- PROBLEM DESCRIPTION -
Copy out every record below, word for word.

>> Start DATA SHOWN

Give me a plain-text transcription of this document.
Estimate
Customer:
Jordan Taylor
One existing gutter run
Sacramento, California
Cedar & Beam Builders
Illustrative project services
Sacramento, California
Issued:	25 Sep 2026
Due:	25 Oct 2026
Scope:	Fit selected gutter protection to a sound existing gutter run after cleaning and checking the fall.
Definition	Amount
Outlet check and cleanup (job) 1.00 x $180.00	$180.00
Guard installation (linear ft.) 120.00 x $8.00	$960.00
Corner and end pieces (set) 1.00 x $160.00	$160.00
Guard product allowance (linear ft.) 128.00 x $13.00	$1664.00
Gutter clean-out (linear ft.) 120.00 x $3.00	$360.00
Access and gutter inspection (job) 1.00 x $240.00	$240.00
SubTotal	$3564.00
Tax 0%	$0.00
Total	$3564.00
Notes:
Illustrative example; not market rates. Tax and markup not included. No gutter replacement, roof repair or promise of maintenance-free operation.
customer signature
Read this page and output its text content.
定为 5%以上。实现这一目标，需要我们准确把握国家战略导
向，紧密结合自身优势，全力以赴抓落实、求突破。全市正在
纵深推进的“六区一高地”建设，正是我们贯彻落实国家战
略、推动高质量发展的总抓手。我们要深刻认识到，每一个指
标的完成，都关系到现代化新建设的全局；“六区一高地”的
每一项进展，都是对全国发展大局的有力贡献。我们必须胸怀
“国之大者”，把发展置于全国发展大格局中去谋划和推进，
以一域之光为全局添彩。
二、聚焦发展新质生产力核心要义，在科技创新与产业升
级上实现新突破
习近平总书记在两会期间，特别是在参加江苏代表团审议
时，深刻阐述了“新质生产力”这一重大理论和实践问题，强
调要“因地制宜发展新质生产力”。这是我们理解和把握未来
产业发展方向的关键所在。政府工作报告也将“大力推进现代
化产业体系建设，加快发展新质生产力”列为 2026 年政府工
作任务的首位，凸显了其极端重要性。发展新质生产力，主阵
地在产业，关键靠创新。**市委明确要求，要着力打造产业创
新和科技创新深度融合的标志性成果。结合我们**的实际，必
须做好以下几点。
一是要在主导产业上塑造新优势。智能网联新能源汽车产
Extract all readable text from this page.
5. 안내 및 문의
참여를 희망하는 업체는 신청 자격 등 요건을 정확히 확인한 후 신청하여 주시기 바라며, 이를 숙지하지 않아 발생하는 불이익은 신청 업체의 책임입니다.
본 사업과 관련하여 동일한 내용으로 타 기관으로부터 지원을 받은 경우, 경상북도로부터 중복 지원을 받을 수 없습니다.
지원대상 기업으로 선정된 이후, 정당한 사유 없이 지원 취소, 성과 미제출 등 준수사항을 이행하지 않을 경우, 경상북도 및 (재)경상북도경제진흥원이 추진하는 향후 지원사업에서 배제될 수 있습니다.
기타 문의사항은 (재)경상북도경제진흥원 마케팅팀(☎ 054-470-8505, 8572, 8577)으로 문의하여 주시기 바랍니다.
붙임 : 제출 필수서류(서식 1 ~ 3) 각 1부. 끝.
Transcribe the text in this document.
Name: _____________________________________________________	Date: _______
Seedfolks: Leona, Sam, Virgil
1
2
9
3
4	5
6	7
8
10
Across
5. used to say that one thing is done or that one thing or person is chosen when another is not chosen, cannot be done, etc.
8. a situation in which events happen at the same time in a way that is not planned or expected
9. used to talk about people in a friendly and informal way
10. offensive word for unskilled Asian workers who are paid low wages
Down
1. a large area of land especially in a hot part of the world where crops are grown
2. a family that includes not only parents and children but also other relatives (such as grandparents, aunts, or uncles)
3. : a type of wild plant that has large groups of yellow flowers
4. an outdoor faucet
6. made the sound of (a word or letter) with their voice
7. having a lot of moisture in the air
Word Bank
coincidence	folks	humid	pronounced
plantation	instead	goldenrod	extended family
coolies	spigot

>> End DATA SHOWN

- REPLY -
Give me a plain-text transcription of this document.
Estimate
Customer:
Jordan Taylor
One existing gutter run
Sacramento, California
Cedar & Beam Builders
Illustrative project services
Sacramento, California
Issued:	25 Sep 2026
Due:	25 Oct 2026
Scope:	Fit selected gutter protection to a sound existing gutter run after cleaning and checking the fall.
Definition	Amount
Outlet check and cleanup (job) 1.00 x $180.00	$180.00
Guard installation (linear ft.) 120.00 x $8.00	$960.00
Corner and end pieces (set) 1.00 x $160.00	$160.00
Guard product allowance (linear ft.) 128.00 x $13.00	$1664.00
Gutter clean-out (linear ft.) 120.00 x $3.00	$360.00
Access and gutter inspection (job) 1.00 x $240.00	$240.00
SubTotal	$3564.00
Tax 0%	$0.00
Total	$3564.00
Notes:
Illustrative example; not market rates. Tax and markup not included. No gutter replacement, roof repair or promise of maintenance-free operation.
customer signature
Read this page and output its text content.
定为 5%以上。实现这一目标，需要我们准确把握国家战略导
向，紧密结合自身优势，全力以赴抓落实、求突破。全市正在
纵深推进的“六区一高地”建设，正是我们贯彻落实国家战
略、推动高质量发展的总抓手。我们要深刻认识到，每一个指
标的完成，都关系到现代化新建设的全局；“六区一高地”的
每一项进展，都是对全国发展大局的有力贡献。我们必须胸怀
“国之大者”，把发展置于全国发展大格局中去谋划和推进，
以一域之光为全局添彩。
二、聚焦发展新质生产力核心要义，在科技创新与产业升
级上实现新突破
习近平总书记在两会期间，特别是在参加江苏代表团审议
时，深刻阐述了“新质生产力”这一重大理论和实践问题，强
调要“因地制宜发展新质生产力”。这是我们理解和把握未来
产业发展方向的关键所在。政府工作报告也将“大力推进现代
化产业体系建设，加快发展新质生产力”列为 2026 年政府工
作任务的首位，凸显了其极端重要性。发展新质生产力，主阵
地在产业，关键靠创新。**市委明确要求，要着力打造产业创
新和科技创新深度融合的标志性成果。结合我们**的实际，必
须做好以下几点。
一是要在主导产业上塑造新优势。智能网联新能源汽车产
Extract all readable text from this page.
5. 안내 및 문의
참여를 희망하는 업체는 신청 자격 등 요건을 정확히 확인한 후 신청하여 주시기 바라며, 이를 숙지하지 않아 발생하는 불이익은 신청 업체의 책임입니다.
본 사업과 관련하여 동일한 내용으로 타 기관으로부터 지원을 받은 경우, 경상북도로부터 중복 지원을 받을 수 없습니다.
지원대상 기업으로 선정된 이후, 정당한 사유 없이 지원 취소, 성과 미제출 등 준수사항을 이행하지 않을 경우, 경상북도 및 (재)경상북도경제진흥원이 추진하는 향후 지원사업에서 배제될 수 있습니다.
기타 문의사항은 (재)경상북도경제진흥원 마케팅팀(☎ 054-470-8505, 8572, 8577)으로 문의하여 주시기 바랍니다.
붙임 : 제출 필수서류(서식 1 ~ 3) 각 1부. 끝.
Transcribe the text in this document.
Name: _____________________________________________________	Date: _______
Seedfolks: Leona, Sam, Virgil
1
2
9
3
4	5
6	7
8
10
Across
5. used to say that one thing is done or that one thing or person is chosen when another is not chosen, cannot be done, etc.
8. a situation in which events happen at the same time in a way that is not planned or expected
9. used to talk about people in a friendly and informal way
10. offensive word for unskilled Asian workers who are paid low wages
Down
1. a large area of land especially in a hot part of the world where crops are grown
2. a family that includes not only parents and children but also other relatives (such as grandparents, aunts, or uncles)
3. : a type of wild plant that has large groups of yellow flowers
4. an outdoor faucet
6. made the sound of (a word or letter) with their voice
7. having a lot of moisture in the air
Word Bank
coincidence	folks	humid	pronounced
plantation	instead	goldenrod	extended family
coolies	spigot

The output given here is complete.